§ What the task requires
Pick out every line in the material below that contains the string "GRAPHIC" and copy each of those lines. Case counts.

§ Material for this task
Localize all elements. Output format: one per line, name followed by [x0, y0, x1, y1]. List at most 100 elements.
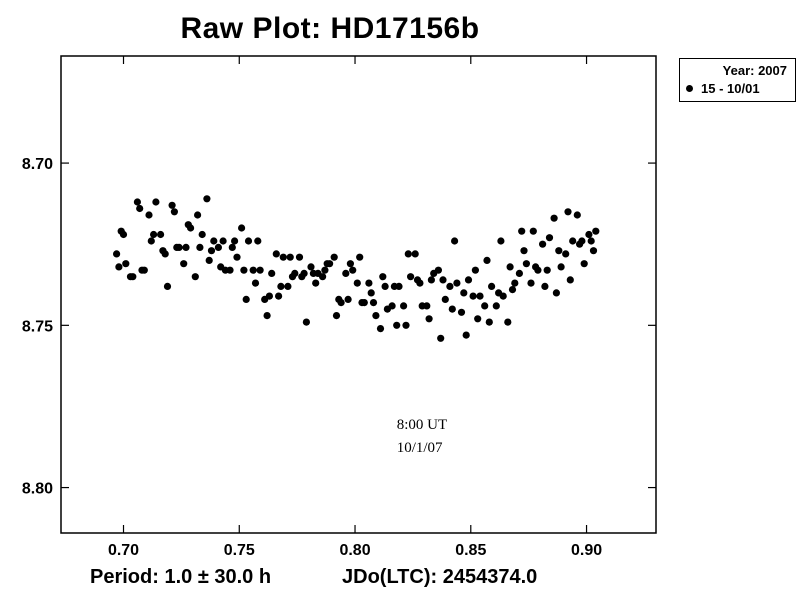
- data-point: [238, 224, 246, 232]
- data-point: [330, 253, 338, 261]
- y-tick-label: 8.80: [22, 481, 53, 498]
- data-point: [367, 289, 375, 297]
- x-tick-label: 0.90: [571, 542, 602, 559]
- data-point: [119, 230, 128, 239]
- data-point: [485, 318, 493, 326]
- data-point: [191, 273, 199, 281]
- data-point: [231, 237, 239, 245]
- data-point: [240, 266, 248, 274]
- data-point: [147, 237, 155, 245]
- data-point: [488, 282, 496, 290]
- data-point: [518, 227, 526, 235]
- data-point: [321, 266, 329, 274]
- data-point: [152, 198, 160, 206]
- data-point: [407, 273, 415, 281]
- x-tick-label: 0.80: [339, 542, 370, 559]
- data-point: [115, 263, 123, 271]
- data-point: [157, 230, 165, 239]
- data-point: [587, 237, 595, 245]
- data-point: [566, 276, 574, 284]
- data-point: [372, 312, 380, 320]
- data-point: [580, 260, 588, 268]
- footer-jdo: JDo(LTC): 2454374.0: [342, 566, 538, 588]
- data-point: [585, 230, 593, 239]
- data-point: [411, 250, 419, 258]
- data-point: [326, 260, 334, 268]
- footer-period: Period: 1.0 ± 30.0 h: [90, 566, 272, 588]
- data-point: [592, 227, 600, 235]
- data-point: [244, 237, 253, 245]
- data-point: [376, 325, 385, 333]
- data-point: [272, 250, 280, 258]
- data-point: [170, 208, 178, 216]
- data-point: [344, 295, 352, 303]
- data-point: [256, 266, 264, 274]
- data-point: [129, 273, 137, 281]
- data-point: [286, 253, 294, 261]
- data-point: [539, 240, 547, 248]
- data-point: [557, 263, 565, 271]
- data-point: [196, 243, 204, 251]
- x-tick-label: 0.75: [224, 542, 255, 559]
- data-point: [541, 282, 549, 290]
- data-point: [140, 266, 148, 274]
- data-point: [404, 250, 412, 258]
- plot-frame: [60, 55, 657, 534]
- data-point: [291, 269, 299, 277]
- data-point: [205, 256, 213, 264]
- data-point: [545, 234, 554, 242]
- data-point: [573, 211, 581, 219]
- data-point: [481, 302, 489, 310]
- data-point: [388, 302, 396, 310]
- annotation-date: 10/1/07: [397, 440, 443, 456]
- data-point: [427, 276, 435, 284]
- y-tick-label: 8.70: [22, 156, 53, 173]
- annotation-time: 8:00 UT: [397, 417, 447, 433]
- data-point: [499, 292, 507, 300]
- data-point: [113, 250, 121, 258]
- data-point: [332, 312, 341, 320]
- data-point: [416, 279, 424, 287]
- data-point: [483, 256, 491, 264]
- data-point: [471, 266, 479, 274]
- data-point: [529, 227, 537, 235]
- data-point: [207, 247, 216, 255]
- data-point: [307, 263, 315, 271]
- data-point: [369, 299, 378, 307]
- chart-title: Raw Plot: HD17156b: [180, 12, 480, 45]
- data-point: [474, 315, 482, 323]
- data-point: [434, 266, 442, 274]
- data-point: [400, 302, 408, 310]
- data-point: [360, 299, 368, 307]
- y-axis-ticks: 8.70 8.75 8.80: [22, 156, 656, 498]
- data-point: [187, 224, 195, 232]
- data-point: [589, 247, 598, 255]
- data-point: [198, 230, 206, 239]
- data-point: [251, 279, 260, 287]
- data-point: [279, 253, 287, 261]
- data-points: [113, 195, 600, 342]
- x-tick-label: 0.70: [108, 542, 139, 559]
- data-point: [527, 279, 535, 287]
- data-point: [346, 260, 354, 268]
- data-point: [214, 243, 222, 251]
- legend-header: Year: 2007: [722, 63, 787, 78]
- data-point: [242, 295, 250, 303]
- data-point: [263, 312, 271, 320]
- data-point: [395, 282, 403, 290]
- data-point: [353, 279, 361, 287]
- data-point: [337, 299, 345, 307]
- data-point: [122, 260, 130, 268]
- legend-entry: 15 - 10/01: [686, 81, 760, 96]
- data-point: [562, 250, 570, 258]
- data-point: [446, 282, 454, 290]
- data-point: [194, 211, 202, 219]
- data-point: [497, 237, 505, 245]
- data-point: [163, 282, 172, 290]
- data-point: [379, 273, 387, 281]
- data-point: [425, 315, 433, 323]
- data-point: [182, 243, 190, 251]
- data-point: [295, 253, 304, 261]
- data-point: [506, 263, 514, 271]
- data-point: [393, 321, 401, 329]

--

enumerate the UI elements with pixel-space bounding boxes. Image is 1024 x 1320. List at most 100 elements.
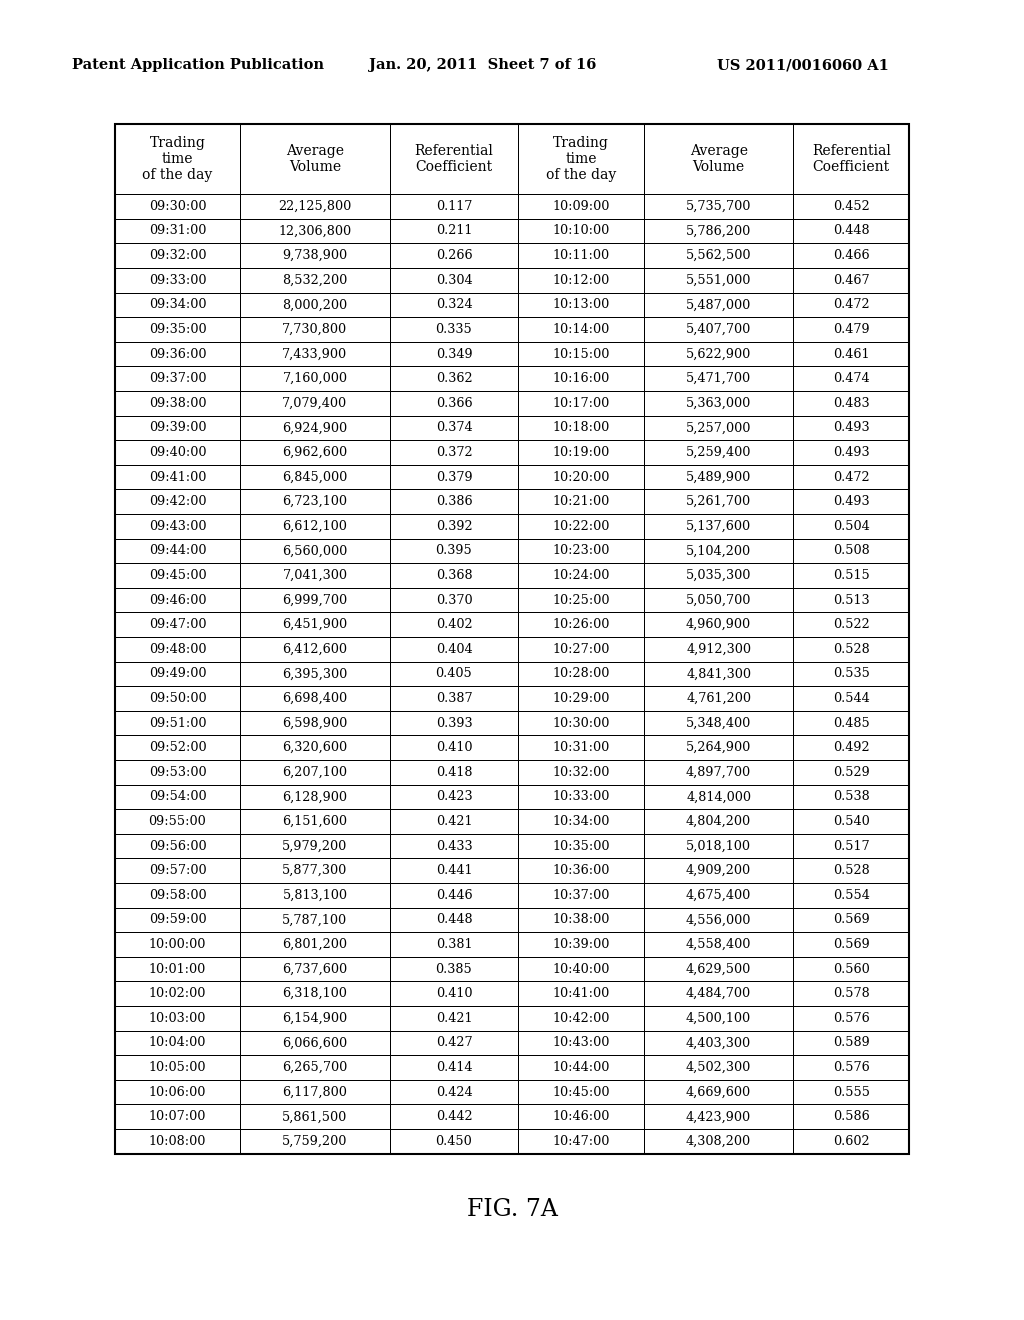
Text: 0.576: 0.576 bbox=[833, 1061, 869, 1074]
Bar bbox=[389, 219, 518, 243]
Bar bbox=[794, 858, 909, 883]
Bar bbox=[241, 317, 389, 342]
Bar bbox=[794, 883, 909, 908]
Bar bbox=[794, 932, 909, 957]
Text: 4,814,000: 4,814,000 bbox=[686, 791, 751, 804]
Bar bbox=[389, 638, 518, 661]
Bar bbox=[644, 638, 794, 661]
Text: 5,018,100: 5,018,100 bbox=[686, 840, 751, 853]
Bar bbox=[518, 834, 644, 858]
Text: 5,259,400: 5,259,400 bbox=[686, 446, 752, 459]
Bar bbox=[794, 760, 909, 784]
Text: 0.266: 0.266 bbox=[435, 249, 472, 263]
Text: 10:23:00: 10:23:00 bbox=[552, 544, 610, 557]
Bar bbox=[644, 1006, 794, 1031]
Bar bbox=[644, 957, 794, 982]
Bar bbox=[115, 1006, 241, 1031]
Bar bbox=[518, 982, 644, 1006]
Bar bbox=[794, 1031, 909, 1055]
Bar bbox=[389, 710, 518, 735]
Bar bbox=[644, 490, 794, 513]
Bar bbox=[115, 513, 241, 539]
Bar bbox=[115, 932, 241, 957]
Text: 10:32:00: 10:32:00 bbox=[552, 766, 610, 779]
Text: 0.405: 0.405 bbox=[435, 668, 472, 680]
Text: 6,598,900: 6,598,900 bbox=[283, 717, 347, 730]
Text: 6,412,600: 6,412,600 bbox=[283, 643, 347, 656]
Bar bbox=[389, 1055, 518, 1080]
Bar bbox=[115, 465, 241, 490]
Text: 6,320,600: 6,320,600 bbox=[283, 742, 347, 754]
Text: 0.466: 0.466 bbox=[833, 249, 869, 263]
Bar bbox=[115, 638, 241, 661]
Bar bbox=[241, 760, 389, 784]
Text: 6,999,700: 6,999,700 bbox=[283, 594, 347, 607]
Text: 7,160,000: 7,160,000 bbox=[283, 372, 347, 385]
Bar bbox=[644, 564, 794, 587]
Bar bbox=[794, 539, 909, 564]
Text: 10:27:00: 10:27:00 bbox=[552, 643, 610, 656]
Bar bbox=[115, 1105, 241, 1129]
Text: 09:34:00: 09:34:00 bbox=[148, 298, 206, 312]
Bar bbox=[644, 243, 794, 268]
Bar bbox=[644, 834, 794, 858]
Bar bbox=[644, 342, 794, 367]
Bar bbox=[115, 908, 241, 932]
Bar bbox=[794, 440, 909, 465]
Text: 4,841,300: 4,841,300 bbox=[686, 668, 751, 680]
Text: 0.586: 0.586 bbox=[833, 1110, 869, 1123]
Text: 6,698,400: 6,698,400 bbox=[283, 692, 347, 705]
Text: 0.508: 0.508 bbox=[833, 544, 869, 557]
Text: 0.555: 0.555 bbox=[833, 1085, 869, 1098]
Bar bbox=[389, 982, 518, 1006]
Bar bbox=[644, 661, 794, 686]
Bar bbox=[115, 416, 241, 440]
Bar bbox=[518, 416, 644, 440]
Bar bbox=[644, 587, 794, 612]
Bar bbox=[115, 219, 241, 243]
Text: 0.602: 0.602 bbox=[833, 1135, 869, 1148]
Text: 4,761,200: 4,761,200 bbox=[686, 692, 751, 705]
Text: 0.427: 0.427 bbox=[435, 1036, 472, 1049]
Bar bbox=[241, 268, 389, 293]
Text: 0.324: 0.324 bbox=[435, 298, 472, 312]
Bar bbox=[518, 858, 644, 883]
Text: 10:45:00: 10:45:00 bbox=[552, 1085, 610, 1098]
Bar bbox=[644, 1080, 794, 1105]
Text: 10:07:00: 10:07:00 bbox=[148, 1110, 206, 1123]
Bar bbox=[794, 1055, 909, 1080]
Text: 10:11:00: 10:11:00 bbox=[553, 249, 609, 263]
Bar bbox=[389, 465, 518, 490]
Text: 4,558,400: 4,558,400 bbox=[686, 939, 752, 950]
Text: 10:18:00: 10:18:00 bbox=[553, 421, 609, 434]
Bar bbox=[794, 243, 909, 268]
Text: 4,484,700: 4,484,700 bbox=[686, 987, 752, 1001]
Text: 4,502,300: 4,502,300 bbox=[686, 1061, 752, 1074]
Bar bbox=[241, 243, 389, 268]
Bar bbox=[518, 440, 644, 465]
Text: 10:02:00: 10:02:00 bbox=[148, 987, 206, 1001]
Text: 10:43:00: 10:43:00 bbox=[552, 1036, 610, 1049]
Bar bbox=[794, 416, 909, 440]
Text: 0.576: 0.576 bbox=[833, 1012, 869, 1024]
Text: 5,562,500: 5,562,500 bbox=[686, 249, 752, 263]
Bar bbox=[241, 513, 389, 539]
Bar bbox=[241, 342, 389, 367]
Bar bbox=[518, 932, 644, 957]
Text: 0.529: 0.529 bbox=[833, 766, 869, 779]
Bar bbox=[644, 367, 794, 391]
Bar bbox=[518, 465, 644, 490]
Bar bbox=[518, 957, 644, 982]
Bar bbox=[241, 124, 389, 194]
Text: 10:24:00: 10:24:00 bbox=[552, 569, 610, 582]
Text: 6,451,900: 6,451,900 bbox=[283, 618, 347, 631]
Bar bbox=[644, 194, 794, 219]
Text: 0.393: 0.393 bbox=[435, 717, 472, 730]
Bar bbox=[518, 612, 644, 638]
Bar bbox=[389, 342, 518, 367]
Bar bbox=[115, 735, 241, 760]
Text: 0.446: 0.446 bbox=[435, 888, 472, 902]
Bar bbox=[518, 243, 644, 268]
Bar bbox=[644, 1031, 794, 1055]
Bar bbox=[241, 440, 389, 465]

---

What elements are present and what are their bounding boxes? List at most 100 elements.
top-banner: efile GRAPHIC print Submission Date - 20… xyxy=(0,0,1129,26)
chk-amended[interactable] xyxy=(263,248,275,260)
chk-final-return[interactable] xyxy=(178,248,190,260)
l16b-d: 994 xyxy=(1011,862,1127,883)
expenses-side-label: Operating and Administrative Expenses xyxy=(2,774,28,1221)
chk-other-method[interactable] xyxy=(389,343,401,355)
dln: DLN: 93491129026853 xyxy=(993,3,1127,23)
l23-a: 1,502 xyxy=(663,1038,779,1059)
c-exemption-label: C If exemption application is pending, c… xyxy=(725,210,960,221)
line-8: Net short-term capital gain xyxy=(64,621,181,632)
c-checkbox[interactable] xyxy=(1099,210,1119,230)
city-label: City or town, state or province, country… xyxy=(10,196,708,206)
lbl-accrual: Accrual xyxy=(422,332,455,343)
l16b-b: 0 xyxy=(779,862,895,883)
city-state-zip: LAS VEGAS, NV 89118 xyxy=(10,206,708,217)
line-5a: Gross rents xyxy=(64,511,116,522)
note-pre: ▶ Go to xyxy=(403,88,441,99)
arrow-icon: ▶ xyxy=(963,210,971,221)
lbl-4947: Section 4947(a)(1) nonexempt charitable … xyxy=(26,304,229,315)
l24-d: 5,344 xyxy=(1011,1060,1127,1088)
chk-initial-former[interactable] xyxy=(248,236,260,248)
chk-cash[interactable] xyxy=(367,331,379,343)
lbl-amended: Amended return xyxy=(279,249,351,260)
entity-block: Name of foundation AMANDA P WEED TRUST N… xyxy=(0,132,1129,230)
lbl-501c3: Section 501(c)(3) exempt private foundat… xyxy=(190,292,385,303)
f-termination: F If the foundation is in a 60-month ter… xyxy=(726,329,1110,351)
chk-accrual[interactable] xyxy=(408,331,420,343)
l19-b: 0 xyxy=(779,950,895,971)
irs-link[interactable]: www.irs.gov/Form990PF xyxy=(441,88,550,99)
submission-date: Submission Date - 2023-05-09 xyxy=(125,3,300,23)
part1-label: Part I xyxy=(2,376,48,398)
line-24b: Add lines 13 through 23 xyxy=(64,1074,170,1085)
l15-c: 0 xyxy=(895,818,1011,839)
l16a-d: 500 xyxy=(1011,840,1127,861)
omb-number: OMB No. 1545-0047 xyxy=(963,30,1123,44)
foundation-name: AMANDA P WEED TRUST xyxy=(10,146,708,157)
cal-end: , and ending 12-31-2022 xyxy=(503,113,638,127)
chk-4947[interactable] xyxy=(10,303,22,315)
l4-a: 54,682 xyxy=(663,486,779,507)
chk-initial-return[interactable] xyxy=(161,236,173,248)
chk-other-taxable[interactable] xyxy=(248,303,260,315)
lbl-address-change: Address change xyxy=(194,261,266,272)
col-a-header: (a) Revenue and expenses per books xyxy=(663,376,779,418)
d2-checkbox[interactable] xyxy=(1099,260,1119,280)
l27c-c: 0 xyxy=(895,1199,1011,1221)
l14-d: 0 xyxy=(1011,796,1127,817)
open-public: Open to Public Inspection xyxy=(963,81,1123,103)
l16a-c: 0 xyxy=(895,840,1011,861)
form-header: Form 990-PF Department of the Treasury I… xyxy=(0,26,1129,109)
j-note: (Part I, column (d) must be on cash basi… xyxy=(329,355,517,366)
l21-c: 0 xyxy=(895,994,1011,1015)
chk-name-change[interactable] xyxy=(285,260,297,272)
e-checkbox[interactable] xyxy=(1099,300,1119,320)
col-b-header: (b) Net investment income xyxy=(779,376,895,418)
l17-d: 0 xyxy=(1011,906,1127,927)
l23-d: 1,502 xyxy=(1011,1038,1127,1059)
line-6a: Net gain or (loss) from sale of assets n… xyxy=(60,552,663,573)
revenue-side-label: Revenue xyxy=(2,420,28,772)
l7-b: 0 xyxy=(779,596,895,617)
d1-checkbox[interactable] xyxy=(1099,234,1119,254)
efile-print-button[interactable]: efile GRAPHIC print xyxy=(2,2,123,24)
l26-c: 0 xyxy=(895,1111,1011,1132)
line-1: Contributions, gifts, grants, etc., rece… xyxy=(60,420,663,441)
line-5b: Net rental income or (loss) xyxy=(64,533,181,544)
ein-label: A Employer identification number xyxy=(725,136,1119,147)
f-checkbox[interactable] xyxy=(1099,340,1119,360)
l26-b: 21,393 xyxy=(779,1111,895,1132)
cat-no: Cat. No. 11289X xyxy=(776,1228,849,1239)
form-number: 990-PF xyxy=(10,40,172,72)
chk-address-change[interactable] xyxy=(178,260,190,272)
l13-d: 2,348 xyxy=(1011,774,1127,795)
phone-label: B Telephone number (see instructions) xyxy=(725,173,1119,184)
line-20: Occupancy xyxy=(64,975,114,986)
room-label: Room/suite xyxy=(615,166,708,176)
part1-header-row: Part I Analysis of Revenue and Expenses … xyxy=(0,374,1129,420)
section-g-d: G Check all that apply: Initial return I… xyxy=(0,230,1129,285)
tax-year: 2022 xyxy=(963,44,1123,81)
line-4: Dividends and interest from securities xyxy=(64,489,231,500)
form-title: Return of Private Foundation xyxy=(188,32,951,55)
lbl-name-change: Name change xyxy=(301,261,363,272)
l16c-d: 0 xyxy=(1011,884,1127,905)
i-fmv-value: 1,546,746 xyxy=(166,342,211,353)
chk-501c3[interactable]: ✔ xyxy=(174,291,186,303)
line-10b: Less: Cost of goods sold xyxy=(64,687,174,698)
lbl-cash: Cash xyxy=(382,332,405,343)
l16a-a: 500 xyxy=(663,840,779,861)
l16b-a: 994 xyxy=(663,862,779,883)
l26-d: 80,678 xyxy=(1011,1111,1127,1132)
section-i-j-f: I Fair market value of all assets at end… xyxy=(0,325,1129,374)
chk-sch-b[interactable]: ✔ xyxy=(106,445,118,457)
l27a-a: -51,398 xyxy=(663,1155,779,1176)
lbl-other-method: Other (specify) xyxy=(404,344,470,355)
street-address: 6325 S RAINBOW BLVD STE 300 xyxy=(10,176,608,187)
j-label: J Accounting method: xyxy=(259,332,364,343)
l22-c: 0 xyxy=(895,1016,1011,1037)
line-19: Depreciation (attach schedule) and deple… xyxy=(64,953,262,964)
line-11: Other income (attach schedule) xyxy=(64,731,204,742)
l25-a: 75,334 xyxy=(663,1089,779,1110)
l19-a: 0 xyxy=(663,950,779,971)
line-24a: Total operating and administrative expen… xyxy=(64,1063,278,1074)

§ Response
top-banner: efile GRAPHIC print Submission Date - 20… xyxy=(0,0,1129,26)
efile-print-button[interactable]: efile GRAPHIC print xyxy=(2,2,123,24)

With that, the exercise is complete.